### [Exercise aim]
Repeat the material exactly, every line of it.

^^^^^^^^

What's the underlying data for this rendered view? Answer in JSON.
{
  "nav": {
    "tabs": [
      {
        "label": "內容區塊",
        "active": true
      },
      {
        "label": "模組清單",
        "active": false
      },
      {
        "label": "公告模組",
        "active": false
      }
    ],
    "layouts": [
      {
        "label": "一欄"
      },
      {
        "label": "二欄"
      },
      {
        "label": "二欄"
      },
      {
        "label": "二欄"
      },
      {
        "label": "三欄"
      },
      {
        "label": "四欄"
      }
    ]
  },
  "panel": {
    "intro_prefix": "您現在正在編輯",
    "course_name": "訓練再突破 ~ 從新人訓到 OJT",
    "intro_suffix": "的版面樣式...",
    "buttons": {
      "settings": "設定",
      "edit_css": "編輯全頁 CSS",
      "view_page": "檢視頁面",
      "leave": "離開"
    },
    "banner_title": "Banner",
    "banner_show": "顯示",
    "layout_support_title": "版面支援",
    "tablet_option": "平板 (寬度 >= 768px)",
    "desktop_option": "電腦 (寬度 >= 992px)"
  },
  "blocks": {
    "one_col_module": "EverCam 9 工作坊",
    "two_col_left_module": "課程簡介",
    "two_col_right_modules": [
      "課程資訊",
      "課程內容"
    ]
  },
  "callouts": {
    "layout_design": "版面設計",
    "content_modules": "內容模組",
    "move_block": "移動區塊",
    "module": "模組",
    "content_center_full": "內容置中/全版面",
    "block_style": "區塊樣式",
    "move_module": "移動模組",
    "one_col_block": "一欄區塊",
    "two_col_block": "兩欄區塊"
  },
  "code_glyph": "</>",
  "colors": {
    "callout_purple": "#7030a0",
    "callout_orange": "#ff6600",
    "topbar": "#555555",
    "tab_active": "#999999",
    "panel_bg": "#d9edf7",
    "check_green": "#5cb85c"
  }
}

^^^^^^^^

### [Result]
What's the underlying data for this rendered view? Answer in JSON.
{
  "nav": {
    "tabs": [
      {
        "label": "內容區塊",
        "active": true
      },
      {
        "label": "模組清單",
        "active": false
      },
      {
        "label": "公告模組",
        "active": false
      }
    ],
    "layouts": [
      {
        "label": "一欄"
      },
      {
        "label": "二欄"
      },
      {
        "label": "二欄"
      },
      {
        "label": "二欄"
      },
      {
        "label": "三欄"
      },
      {
        "label": "四欄"
      }
    ]
  },
  "panel": {
    "intro_prefix": "您現在正在編輯",
    "course_name": "訓練再突破 ~ 從新人訓到 OJT",
    "intro_suffix": "的版面樣式...",
    "buttons": {
      "settings": "設定",
      "edit_css": "編輯全頁 CSS",
      "view_page": "檢視頁面",
      "leave": "離開"
    },
    "banner_title": "Banner",
    "banner_show": "顯示",
    "layout_support_title": "版面支援",
    "tablet_option": "平板 (寬度 >= 768px)",
    "desktop_option": "電腦 (寬度 >= 992px)"
  },
  "blocks": {
    "one_col_module": "EverCam 9 工作坊",
    "two_col_left_module": "課程簡介",
    "two_col_right_modules": [
      "課程資訊",
      "課程內容"
    ]
  },
  "callouts": {
    "layout_design": "版面設計",
    "content_modules": "內容模組",
    "move_block": "移動區塊",
    "module": "模組",
    "content_center_full": "內容置中/全版面",
    "block_style": "區塊樣式",
    "move_module": "移動模組",
    "one_col_block": "一欄區塊",
    "two_col_block": "兩欄區塊"
  },
  "code_glyph": "</>",
  "colors": {
    "callout_purple": "#7030a0",
    "callout_orange": "#ff6600",
    "topbar": "#555555",
    "tab_active": "#999999",
    "panel_bg": "#d9edf7",
    "check_green": "#5cb85c"
  }
}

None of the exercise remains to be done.